------ Materials provided ------

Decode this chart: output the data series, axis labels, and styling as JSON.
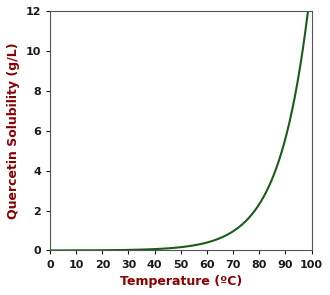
{
  "xlabel": "Temperature (ºC)",
  "ylabel": "Quercetin Solubility (g/L)",
  "xlabel_color": "#8B0000",
  "ylabel_color": "#8B0000",
  "tick_label_color": "#1A1A1A",
  "line_color": "#1A5C1A",
  "line_width": 1.5,
  "xlim": [
    0,
    100
  ],
  "ylim": [
    0,
    12
  ],
  "xticks": [
    0,
    10,
    20,
    30,
    40,
    50,
    60,
    70,
    80,
    90,
    100
  ],
  "yticks": [
    0,
    2,
    4,
    6,
    8,
    10,
    12
  ],
  "background_color": "#FFFFFF",
  "axis_label_fontsize": 9,
  "tick_fontsize": 8,
  "curve_a": 0.002,
  "curve_b": 0.0882
}
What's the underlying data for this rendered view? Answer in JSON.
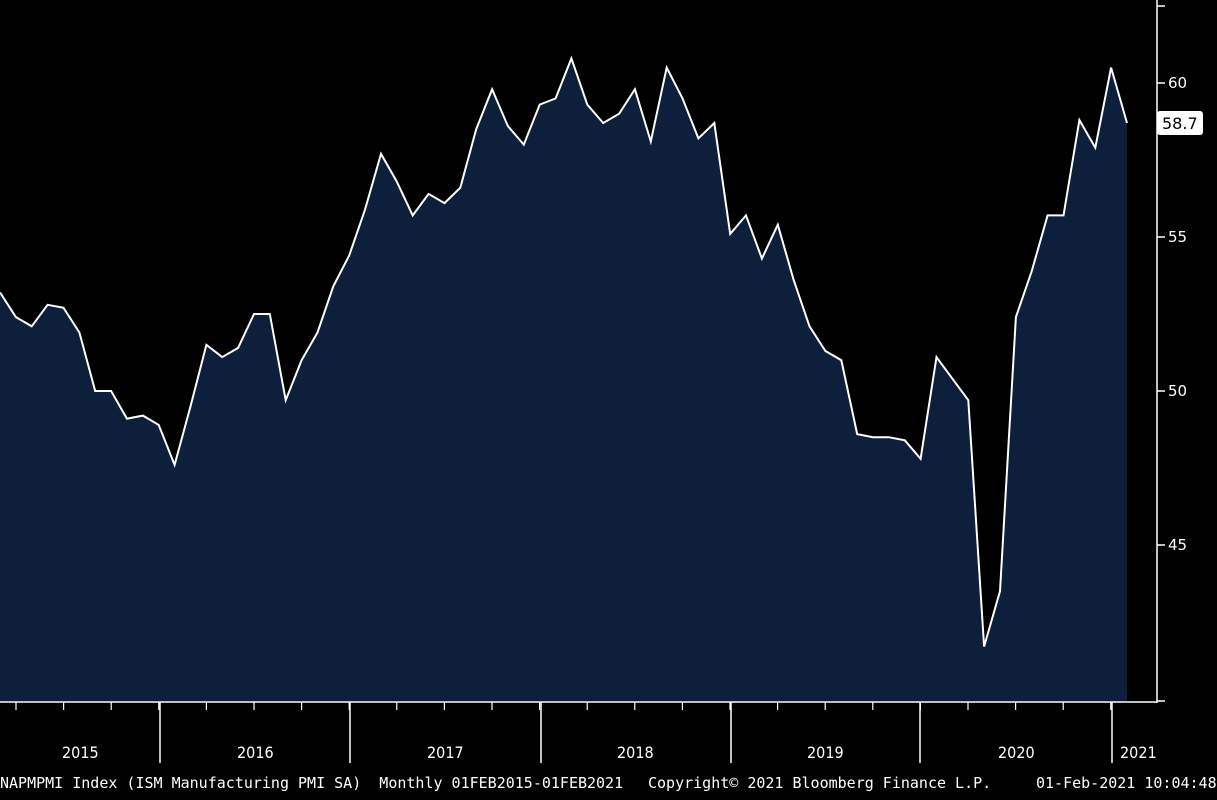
{
  "chart_data": {
    "type": "area",
    "x_labels": [
      "2015",
      "2016",
      "2017",
      "2018",
      "2019",
      "2020",
      "2021"
    ],
    "yticks": [
      "45",
      "50",
      "55",
      "60"
    ],
    "ylim": [
      40,
      63
    ],
    "series": [
      {
        "values": [
          53.2,
          52.4,
          52.1,
          52.8,
          52.7,
          51.9,
          50.0,
          50.0,
          49.1,
          49.2,
          48.9,
          47.6,
          49.5,
          51.5,
          51.1,
          51.4,
          52.5,
          52.5,
          49.7,
          51.0,
          51.9,
          53.4,
          54.4,
          55.9,
          57.7,
          56.8,
          55.7,
          56.4,
          56.1,
          56.6,
          58.5,
          59.8,
          58.6,
          58.0,
          59.3,
          59.5,
          60.8,
          59.3,
          58.7,
          59.0,
          59.8,
          58.1,
          60.5,
          59.5,
          58.2,
          58.7,
          55.1,
          55.7,
          54.3,
          55.4,
          53.6,
          52.1,
          51.3,
          51.0,
          48.6,
          48.5,
          48.5,
          48.4,
          47.8,
          51.1,
          50.4,
          49.7,
          41.7,
          43.5,
          52.4,
          53.9,
          55.7,
          55.7,
          58.8,
          57.9,
          60.5,
          58.7
        ],
        "color": "#0d1f3a"
      }
    ],
    "last_value_label": "58.7",
    "grid": false,
    "axis_side": "right"
  },
  "footer": {
    "ticker": "NAPMPMI Index (ISM Manufacturing PMI SA)  Monthly 01FEB2015-01FEB2021",
    "copyright": "Copyright© 2021 Bloomberg Finance L.P.",
    "timestamp": "01-Feb-2021 10:04:48"
  }
}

------

** Exercise prompt **
Omit the pictures, then output the rest of the listing exactly.

** Result **
Decode this chart: output the data series, axis labels, and styling as JSON.
{
  "xlabel": "Temperature (ºC)",
  "ylabel": "Quercetin Solubility (g/L)",
  "xlabel_color": "#8B0000",
  "ylabel_color": "#8B0000",
  "tick_label_color": "#1A1A1A",
  "line_color": "#1A5C1A",
  "line_width": 1.5,
  "xlim": [
    0,
    100
  ],
  "ylim": [
    0,
    12
  ],
  "xticks": [
    0,
    10,
    20,
    30,
    40,
    50,
    60,
    70,
    80,
    90,
    100
  ],
  "yticks": [
    0,
    2,
    4,
    6,
    8,
    10,
    12
  ],
  "background_color": "#FFFFFF",
  "axis_label_fontsize": 9,
  "tick_fontsize": 8,
  "curve_a": 0.002,
  "curve_b": 0.0882
}
What's the underlying data for this rendered view? Answer in JSON.
{
  "chart_data": {
    "type": "area",
    "x_labels": [
      "2015",
      "2016",
      "2017",
      "2018",
      "2019",
      "2020",
      "2021"
    ],
    "yticks": [
      "45",
      "50",
      "55",
      "60"
    ],
    "ylim": [
      40,
      63
    ],
    "series": [
      {
        "values": [
          53.2,
          52.4,
          52.1,
          52.8,
          52.7,
          51.9,
          50.0,
          50.0,
          49.1,
          49.2,
          48.9,
          47.6,
          49.5,
          51.5,
          51.1,
          51.4,
          52.5,
          52.5,
          49.7,
          51.0,
          51.9,
          53.4,
          54.4,
          55.9,
          57.7,
          56.8,
          55.7,
          56.4,
          56.1,
          56.6,
          58.5,
          59.8,
          58.6,
          58.0,
          59.3,
          59.5,
          60.8,
          59.3,
          58.7,
          59.0,
          59.8,
          58.1,
          60.5,
          59.5,
          58.2,
          58.7,
          55.1,
          55.7,
          54.3,
          55.4,
          53.6,
          52.1,
          51.3,
          51.0,
          48.6,
          48.5,
          48.5,
          48.4,
          47.8,
          51.1,
          50.4,
          49.7,
          41.7,
          43.5,
          52.4,
          53.9,
          55.7,
          55.7,
          58.8,
          57.9,
          60.5,
          58.7
        ],
        "color": "#0d1f3a"
      }
    ],
    "last_value_label": "58.7",
    "grid": false,
    "axis_side": "right"
  },
  "footer": {
    "ticker": "NAPMPMI Index (ISM Manufacturing PMI SA)  Monthly 01FEB2015-01FEB2021",
    "copyright": "Copyright© 2021 Bloomberg Finance L.P.",
    "timestamp": "01-Feb-2021 10:04:48"
  }
}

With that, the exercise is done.